**Aim of the exercise**
Copy every line that holds "ylabel".

**Information provided**
┌──
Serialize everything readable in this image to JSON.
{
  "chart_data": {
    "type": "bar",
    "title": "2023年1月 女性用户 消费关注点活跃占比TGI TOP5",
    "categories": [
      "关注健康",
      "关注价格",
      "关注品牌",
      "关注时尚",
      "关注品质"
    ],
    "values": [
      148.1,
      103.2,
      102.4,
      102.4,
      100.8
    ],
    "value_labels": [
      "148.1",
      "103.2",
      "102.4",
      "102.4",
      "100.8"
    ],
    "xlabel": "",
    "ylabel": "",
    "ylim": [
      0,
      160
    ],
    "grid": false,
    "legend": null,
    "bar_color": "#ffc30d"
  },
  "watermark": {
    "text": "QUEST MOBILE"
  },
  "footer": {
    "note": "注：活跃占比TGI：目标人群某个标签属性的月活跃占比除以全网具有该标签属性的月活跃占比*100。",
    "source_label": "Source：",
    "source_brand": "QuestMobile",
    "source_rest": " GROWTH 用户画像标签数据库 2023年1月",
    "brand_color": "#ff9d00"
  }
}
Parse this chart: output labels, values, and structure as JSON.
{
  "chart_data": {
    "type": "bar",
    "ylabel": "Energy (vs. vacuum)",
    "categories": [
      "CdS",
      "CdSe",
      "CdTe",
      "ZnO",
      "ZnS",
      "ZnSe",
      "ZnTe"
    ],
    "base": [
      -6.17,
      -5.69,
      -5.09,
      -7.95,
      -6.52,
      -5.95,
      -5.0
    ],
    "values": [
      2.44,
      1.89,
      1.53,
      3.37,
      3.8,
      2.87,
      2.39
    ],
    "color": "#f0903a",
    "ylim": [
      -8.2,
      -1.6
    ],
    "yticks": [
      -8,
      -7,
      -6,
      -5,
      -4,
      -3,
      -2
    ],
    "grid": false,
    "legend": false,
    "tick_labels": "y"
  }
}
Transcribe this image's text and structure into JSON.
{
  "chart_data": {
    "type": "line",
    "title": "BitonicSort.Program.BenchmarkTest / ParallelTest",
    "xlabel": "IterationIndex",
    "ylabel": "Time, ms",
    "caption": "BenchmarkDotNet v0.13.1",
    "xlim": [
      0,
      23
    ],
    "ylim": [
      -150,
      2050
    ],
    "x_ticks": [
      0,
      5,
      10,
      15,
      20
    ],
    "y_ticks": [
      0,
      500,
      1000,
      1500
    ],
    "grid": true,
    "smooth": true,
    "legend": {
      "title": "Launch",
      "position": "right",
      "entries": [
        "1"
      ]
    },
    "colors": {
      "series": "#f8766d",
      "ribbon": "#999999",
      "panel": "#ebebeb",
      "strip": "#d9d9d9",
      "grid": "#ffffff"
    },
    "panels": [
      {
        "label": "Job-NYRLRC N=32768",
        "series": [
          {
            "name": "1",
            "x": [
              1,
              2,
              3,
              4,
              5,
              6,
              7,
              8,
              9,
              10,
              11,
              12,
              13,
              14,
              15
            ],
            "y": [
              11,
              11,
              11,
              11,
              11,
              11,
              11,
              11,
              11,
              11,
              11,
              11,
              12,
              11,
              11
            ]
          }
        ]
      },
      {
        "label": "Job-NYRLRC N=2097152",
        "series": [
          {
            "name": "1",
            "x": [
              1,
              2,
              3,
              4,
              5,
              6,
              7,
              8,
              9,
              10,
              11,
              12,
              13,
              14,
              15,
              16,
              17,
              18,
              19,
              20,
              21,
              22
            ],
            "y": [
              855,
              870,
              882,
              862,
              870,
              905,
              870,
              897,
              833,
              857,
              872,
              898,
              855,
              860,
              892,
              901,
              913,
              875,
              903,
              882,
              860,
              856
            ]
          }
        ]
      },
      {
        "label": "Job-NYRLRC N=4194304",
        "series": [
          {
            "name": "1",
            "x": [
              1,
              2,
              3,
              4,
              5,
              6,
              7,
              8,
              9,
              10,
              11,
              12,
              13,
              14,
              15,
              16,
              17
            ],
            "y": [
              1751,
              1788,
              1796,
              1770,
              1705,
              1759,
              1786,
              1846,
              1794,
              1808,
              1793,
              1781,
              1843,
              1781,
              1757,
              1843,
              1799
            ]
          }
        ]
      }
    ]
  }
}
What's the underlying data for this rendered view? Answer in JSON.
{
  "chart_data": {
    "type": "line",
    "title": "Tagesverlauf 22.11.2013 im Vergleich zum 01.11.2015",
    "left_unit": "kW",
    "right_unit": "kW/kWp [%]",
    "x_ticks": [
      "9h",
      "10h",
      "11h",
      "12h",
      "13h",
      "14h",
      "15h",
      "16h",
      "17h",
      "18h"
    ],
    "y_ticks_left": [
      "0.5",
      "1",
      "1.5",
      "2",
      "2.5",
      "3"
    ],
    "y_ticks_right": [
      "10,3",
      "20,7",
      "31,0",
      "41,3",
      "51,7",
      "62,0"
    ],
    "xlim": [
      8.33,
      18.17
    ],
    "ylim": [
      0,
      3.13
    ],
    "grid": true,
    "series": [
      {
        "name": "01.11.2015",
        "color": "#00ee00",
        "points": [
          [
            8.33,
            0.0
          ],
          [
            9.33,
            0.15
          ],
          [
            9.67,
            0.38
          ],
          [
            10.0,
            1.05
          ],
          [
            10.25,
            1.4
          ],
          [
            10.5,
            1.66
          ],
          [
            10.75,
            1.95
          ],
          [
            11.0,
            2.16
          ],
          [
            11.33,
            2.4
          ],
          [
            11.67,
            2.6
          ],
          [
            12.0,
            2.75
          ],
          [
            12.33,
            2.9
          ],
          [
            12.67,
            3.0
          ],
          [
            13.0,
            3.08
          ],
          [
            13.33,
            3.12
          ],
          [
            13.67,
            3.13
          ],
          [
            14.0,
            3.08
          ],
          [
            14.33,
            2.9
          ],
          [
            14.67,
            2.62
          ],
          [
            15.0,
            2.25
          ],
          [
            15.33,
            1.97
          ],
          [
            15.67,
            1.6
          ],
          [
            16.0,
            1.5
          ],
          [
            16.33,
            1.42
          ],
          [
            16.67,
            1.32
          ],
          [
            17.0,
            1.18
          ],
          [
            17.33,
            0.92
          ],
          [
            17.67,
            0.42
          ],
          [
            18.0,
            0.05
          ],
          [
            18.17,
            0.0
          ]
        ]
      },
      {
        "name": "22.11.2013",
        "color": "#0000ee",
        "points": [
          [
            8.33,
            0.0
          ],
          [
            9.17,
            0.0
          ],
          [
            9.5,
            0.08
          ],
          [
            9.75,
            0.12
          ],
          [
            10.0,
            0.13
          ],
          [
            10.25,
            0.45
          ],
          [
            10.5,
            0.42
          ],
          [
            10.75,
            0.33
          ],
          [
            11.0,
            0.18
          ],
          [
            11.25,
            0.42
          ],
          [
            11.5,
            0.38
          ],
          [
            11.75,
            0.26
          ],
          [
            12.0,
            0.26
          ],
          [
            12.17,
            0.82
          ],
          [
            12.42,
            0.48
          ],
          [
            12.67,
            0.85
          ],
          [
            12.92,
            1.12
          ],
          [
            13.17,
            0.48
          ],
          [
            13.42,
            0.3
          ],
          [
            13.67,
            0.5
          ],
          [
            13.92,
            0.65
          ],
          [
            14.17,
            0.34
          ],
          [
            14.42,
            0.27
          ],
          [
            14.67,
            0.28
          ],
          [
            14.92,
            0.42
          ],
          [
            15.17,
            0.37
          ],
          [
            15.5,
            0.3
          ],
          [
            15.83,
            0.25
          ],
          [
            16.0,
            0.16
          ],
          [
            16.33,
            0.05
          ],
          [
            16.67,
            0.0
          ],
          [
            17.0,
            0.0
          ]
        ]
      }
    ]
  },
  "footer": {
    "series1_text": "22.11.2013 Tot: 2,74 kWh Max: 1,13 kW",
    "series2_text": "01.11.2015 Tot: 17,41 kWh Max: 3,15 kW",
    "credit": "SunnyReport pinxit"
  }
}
└──
**Problem solution**
    "ylabel": "",
    "ylabel": "Energy (vs. vacuum)",
    "ylabel": "Time, ms",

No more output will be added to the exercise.